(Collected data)
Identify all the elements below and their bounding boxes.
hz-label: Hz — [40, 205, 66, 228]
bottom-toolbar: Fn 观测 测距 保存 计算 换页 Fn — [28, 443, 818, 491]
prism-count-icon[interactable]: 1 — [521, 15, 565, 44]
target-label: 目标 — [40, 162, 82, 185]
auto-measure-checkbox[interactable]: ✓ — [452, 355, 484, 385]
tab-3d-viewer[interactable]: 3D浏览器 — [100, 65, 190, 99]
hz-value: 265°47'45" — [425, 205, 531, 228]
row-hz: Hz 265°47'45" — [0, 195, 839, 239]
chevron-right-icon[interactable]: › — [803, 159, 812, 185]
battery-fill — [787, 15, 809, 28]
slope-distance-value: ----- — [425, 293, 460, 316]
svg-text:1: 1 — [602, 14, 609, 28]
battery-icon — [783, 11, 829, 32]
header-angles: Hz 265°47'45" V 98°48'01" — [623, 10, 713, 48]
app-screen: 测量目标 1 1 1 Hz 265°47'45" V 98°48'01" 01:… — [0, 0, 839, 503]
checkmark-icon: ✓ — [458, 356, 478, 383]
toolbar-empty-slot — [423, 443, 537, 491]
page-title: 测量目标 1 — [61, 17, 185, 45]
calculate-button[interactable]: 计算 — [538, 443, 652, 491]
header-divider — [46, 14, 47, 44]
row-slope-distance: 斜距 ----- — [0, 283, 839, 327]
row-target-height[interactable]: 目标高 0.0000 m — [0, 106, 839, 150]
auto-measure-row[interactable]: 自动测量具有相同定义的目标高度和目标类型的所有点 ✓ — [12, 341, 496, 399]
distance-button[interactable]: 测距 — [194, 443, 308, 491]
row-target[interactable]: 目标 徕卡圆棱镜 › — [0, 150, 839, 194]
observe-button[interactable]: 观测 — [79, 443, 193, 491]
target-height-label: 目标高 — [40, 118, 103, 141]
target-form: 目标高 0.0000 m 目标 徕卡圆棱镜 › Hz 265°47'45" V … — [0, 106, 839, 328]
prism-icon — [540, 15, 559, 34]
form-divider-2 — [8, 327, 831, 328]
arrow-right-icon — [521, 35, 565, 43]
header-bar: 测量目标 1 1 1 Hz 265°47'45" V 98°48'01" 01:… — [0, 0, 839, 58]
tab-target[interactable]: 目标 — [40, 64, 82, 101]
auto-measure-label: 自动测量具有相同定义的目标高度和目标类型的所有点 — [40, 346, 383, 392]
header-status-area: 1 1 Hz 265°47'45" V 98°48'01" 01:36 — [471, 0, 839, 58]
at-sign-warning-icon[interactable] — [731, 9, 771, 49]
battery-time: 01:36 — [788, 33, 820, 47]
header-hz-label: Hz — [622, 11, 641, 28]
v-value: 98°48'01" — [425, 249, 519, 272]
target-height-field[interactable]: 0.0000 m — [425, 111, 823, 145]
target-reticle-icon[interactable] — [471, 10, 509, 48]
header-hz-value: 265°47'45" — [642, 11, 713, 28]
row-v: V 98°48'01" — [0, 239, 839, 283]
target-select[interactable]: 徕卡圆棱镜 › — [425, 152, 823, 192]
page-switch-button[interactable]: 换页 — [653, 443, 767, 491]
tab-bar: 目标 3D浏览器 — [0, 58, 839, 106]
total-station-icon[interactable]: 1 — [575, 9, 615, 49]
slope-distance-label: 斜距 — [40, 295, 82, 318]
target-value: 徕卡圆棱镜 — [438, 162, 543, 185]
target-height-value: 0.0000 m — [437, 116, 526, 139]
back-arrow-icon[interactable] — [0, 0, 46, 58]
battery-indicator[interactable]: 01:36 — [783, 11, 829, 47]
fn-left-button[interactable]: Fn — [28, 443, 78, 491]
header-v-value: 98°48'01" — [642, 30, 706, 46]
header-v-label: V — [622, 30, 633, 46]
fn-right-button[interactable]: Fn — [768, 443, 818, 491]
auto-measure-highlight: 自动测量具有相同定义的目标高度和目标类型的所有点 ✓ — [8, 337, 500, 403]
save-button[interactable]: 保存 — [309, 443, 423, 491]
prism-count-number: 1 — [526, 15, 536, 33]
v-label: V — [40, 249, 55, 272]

Aim
Copy all of the data above line for line, with no changes.

Solved exercise
Identify all the elements below and their bounding boxes.
hz-label: Hz — [40, 205, 66, 228]
bottom-toolbar: Fn 观测 测距 保存 计算 换页 Fn — [28, 443, 818, 491]
prism-count-icon[interactable]: 1 — [521, 15, 565, 44]
target-label: 目标 — [40, 162, 82, 185]
auto-measure-checkbox[interactable]: ✓ — [452, 355, 484, 385]
tab-3d-viewer[interactable]: 3D浏览器 — [100, 65, 190, 99]
hz-value: 265°47'45" — [425, 205, 531, 228]
row-hz: Hz 265°47'45" — [0, 195, 839, 239]
chevron-right-icon[interactable]: › — [803, 159, 812, 185]
battery-fill — [787, 15, 809, 28]
slope-distance-value: ----- — [425, 293, 460, 316]
svg-text:1: 1 — [602, 14, 609, 28]
battery-icon — [783, 11, 829, 32]
header-angles: Hz 265°47'45" V 98°48'01" — [623, 10, 713, 48]
app-screen: 测量目标 1 1 1 Hz 265°47'45" V 98°48'01" 01:… — [0, 0, 839, 503]
checkmark-icon: ✓ — [458, 356, 478, 383]
toolbar-empty-slot — [423, 443, 537, 491]
page-title: 测量目标 1 — [61, 17, 185, 45]
calculate-button[interactable]: 计算 — [538, 443, 652, 491]
header-divider — [46, 14, 47, 44]
row-slope-distance: 斜距 ----- — [0, 283, 839, 327]
row-target-height[interactable]: 目标高 0.0000 m — [0, 106, 839, 150]
auto-measure-row[interactable]: 自动测量具有相同定义的目标高度和目标类型的所有点 ✓ — [12, 341, 496, 399]
distance-button[interactable]: 测距 — [194, 443, 308, 491]
row-target[interactable]: 目标 徕卡圆棱镜 › — [0, 150, 839, 194]
observe-button[interactable]: 观测 — [79, 443, 193, 491]
target-height-label: 目标高 — [40, 118, 103, 141]
target-form: 目标高 0.0000 m 目标 徕卡圆棱镜 › Hz 265°47'45" V … — [0, 106, 839, 328]
prism-icon — [540, 15, 559, 34]
form-divider-2 — [8, 327, 831, 328]
arrow-right-icon — [521, 35, 565, 43]
header-bar: 测量目标 1 1 1 Hz 265°47'45" V 98°48'01" 01:… — [0, 0, 839, 58]
tab-target[interactable]: 目标 — [40, 64, 82, 101]
auto-measure-label: 自动测量具有相同定义的目标高度和目标类型的所有点 — [40, 346, 383, 392]
header-status-area: 1 1 Hz 265°47'45" V 98°48'01" 01:36 — [471, 0, 839, 58]
at-sign-warning-icon[interactable] — [731, 9, 771, 49]
battery-time: 01:36 — [788, 33, 820, 47]
header-hz-label: Hz — [622, 11, 641, 28]
v-value: 98°48'01" — [425, 249, 519, 272]
target-height-field[interactable]: 0.0000 m — [425, 111, 823, 145]
target-reticle-icon[interactable] — [471, 10, 509, 48]
header-hz-value: 265°47'45" — [642, 11, 713, 28]
row-v: V 98°48'01" — [0, 239, 839, 283]
target-select[interactable]: 徕卡圆棱镜 › — [425, 152, 823, 192]
page-switch-button[interactable]: 换页 — [653, 443, 767, 491]
tab-bar: 目标 3D浏览器 — [0, 58, 839, 106]
total-station-icon[interactable]: 1 — [575, 9, 615, 49]
slope-distance-label: 斜距 — [40, 295, 82, 318]
target-value: 徕卡圆棱镜 — [438, 162, 543, 185]
target-height-value: 0.0000 m — [437, 116, 526, 139]
back-arrow-icon[interactable] — [0, 0, 46, 58]
battery-indicator[interactable]: 01:36 — [783, 11, 829, 47]
fn-left-button[interactable]: Fn — [28, 443, 78, 491]
header-v-value: 98°48'01" — [642, 30, 706, 46]
header-v-label: V — [622, 30, 633, 46]
fn-right-button[interactable]: Fn — [768, 443, 818, 491]
auto-measure-highlight: 自动测量具有相同定义的目标高度和目标类型的所有点 ✓ — [8, 337, 500, 403]
save-button[interactable]: 保存 — [309, 443, 423, 491]
prism-count-number: 1 — [526, 15, 536, 33]
v-label: V — [40, 249, 55, 272]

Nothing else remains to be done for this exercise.